EXERCISE AIM: Repeat the material verbatim. Images are excluded from the copy.

EXCERPTED DATA:
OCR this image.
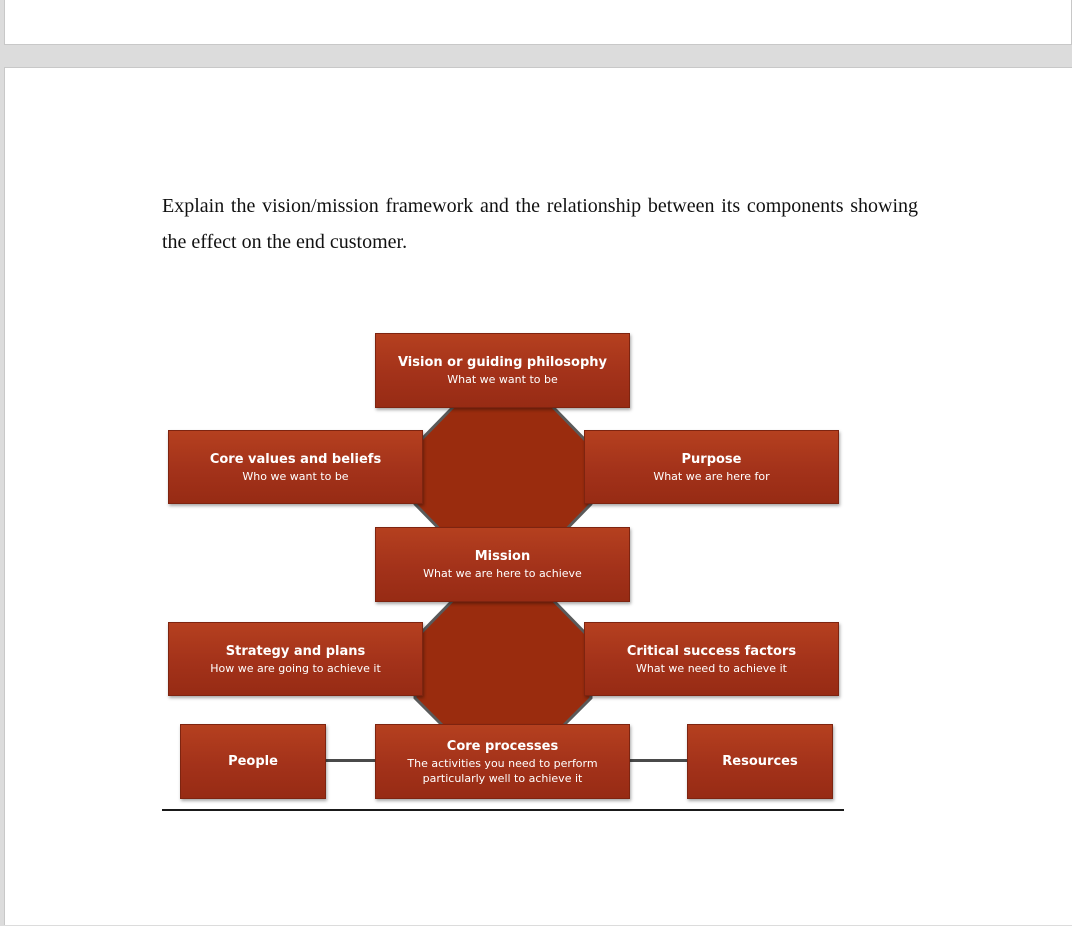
Explain the vision/mission framework and the relationship between its components showing the effect on the end customer.

Vision or guiding philosophy
What we want to be
Core values and beliefs
Who we want to be
Purpose
What we are here for
Mission
What we are here to achieve
Strategy and plans
How we are going to achieve it
Critical success factors
What we need to achieve it
People
Core processes
The activities you need to perform
particularly well to achieve it
Resources
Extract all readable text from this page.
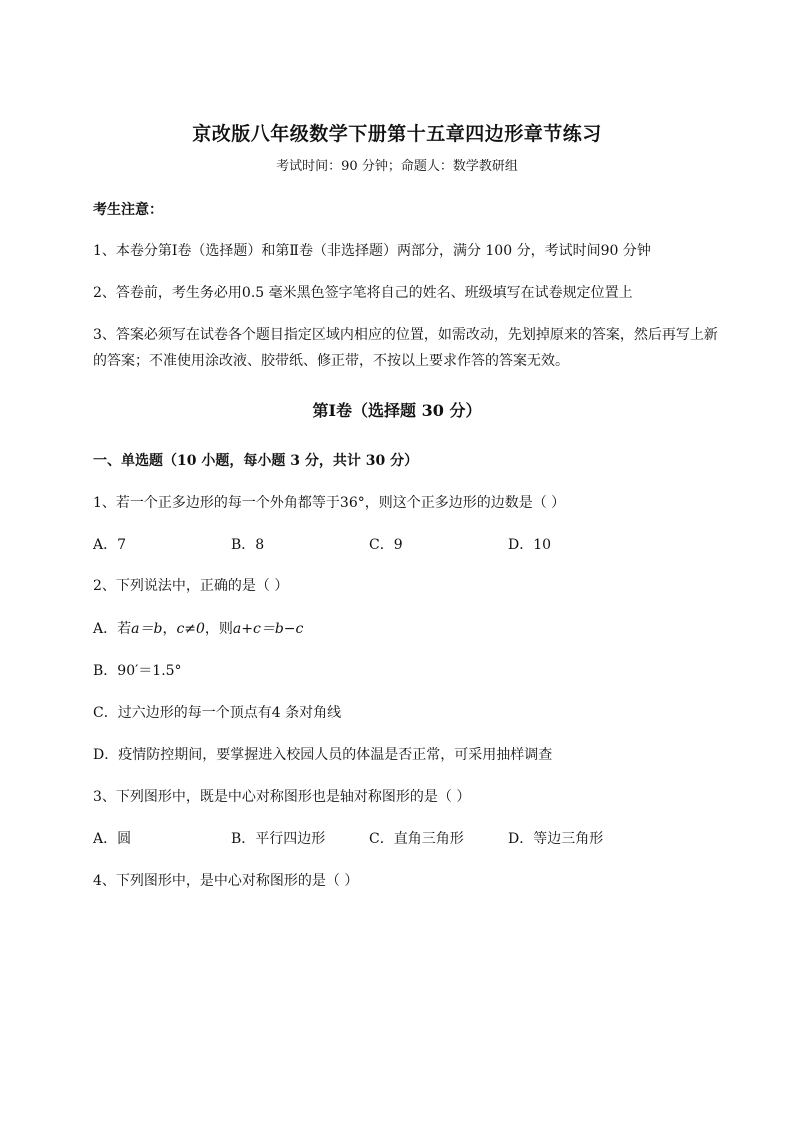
京改版八年级数学下册第十五章四边形章节练习
考试时间：90 分钟；命题人：数学教研组
考生注意：
1、本卷分第Ⅰ卷（选择题）和第Ⅱ卷（非选择题）两部分，满分 100 分，考试时间90 分钟
2、答卷前，考生务必用0.5 毫米黑色签字笔将自己的姓名、班级填写在试卷规定位置上
3、答案必须写在试卷各个题目指定区域内相应的位置，如需改动，先划掉原来的答案，然后再写上新
的答案；不准使用涂改液、胶带纸、修正带，不按以上要求作答的答案无效。
第Ⅰ卷（选择题 30 分）
一、单选题（10 小题，每小题 3 分，共计 30 分）
1、若一个正多边形的每一个外角都等于36°，则这个正多边形的边数是（ ）
A．7	B．8	C．9	D．10
2、下列说法中，正确的是（ ）
A．若a＝b，c≠0，则a+c＝b−c
B．90′＝1.5°
C．过六边形的每一个顶点有4 条对角线
D．疫情防控期间，要掌握进入校园人员的体温是否正常，可采用抽样调查
3、下列图形中，既是中心对称图形也是轴对称图形的是（ ）
A．圆	B．平行四边形	C．直角三角形	D．等边三角形
4、下列图形中，是中心对称图形的是（ ）
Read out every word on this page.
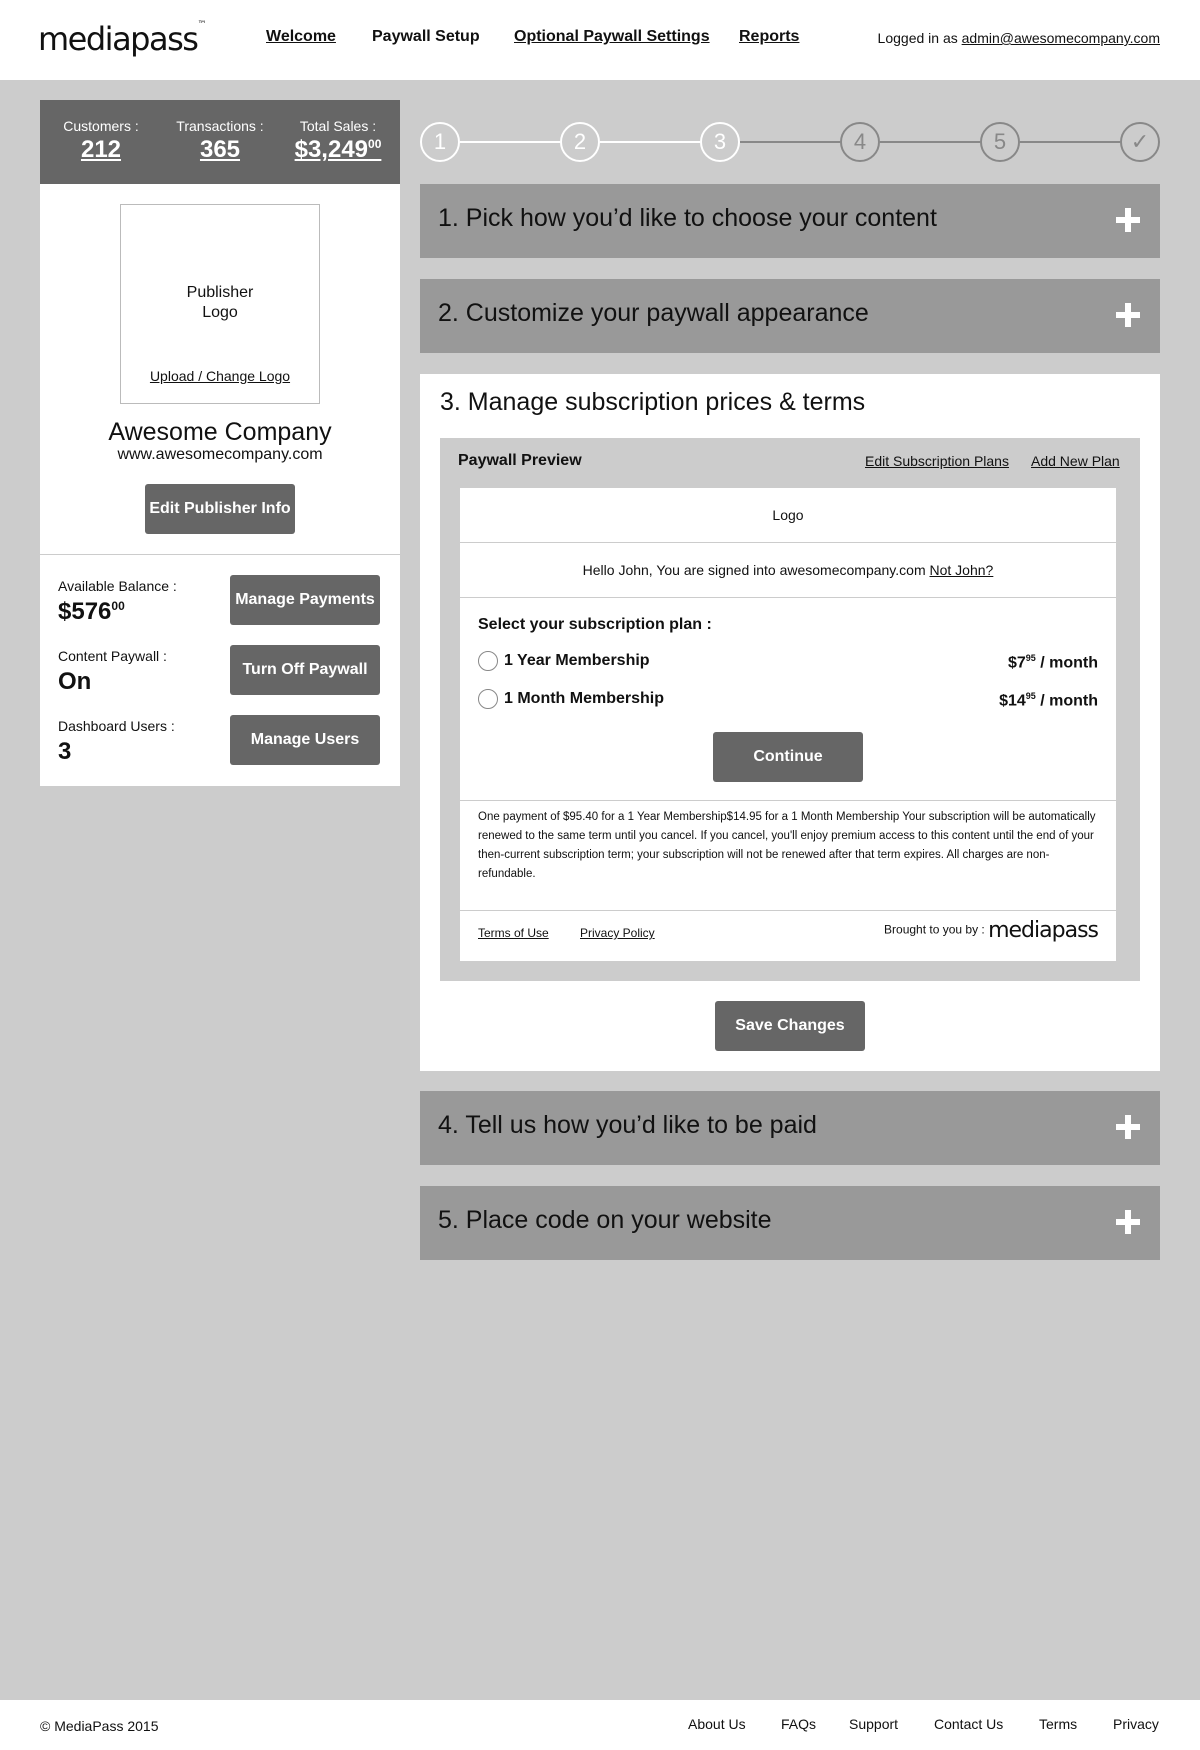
mediapass™
Welcome Paywall Setup Optional Paywall Settings Reports	Logged in as admin@awesomecompany.com
Customers :
212
Transactions :
365
Total Sales :
$3,249$^{00}$
Publisher
Logo
Upload / Change Logo
Awesome Company
www.awesomecompany.com
Edit Publisher Info
Available Balance :
$\$576^{00}$	Manage Payments
Content Paywall :
On	Turn Off Paywall
Dashboard Users :
3	Manage Users
1	2	3	4	5	✓
1. Pick how you’d like to choose your content
2. Customize your paywall appearance
3. Manage subscription prices & terms
Paywall Preview	Edit Subscription Plans Add New Plan
Logo
Hello John, You are signed into awesomecompany.com Not John?
Select your subscription plan :
1 Year Membership	$\$7^{95}$ / month
1 Month Membership	$\$14^{95}$ / month
Continue
One payment of $95.40 for a 1 Year Membership$14.95 for a 1 Month Membership Your subscription will be automatically renewed to the same term until you cancel. If you cancel, you'll enjoy premium access to this content until the end of your then-current subscription term; your subscription will not be renewed after that term expires. All charges are non-refundable.
Terms of Use	Privacy Policy	Brought to you by : mediapass
Save Changes
4. Tell us how you’d like to be paid
5. Place code on your website
© MediaPass 2015	About Us	FAQs Support	Contact Us	Terms	Privacy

ANSWER FOR THE TASK:
OCR this image.
Explain the vision/mission framework and the relationship between its components showing the effect on the end customer.

Vision or guiding philosophy
What we want to be
Core values and beliefs
Who we want to be
Purpose
What we are here for
Mission
What we are here to achieve
Strategy and plans
How we are going to achieve it
Critical success factors
What we need to achieve it
People
Core processes
The activities you need to perform
particularly well to achieve it
Resources
Extract all readable text from this page.
京改版八年级数学下册第十五章四边形章节练习
考试时间：90 分钟；命题人：数学教研组
考生注意：
1、本卷分第Ⅰ卷（选择题）和第Ⅱ卷（非选择题）两部分，满分 100 分，考试时间90 分钟
2、答卷前，考生务必用0.5 毫米黑色签字笔将自己的姓名、班级填写在试卷规定位置上
3、答案必须写在试卷各个题目指定区域内相应的位置，如需改动，先划掉原来的答案，然后再写上新
的答案；不准使用涂改液、胶带纸、修正带，不按以上要求作答的答案无效。
第Ⅰ卷（选择题 30 分）
一、单选题（10 小题，每小题 3 分，共计 30 分）
1、若一个正多边形的每一个外角都等于36°，则这个正多边形的边数是（ ）
A．7	B．8	C．9	D．10
2、下列说法中，正确的是（ ）
A．若a＝b，c≠0，则a+c＝b−c
B．90′＝1.5°
C．过六边形的每一个顶点有4 条对角线
D．疫情防控期间，要掌握进入校园人员的体温是否正常，可采用抽样调查
3、下列图形中，既是中心对称图形也是轴对称图形的是（ ）
A．圆	B．平行四边形	C．直角三角形	D．等边三角形
4、下列图形中，是中心对称图形的是（ ）
Read out every word on this page.
mediapass™
Welcome Paywall Setup Optional Paywall Settings Reports	Logged in as admin@awesomecompany.com
Customers :
212
Transactions :
365
Total Sales :
$3,249$^{00}$
Publisher
Logo
Upload / Change Logo
Awesome Company
www.awesomecompany.com
Edit Publisher Info
Available Balance :
$\$576^{00}$	Manage Payments
Content Paywall :
On	Turn Off Paywall
Dashboard Users :
3	Manage Users
1	2	3	4	5	✓
1. Pick how you’d like to choose your content
2. Customize your paywall appearance
3. Manage subscription prices & terms
Paywall Preview	Edit Subscription Plans Add New Plan
Logo
Hello John, You are signed into awesomecompany.com Not John?
Select your subscription plan :
1 Year Membership	$\$7^{95}$ / month
1 Month Membership	$\$14^{95}$ / month
Continue
One payment of $95.40 for a 1 Year Membership$14.95 for a 1 Month Membership Your subscription will be automatically renewed to the same term until you cancel. If you cancel, you'll enjoy premium access to this content until the end of your then-current subscription term; your subscription will not be renewed after that term expires. All charges are non-refundable.
Terms of Use	Privacy Policy	Brought to you by : mediapass
Save Changes
4. Tell us how you’d like to be paid
5. Place code on your website
© MediaPass 2015	About Us	FAQs Support	Contact Us	Terms	Privacy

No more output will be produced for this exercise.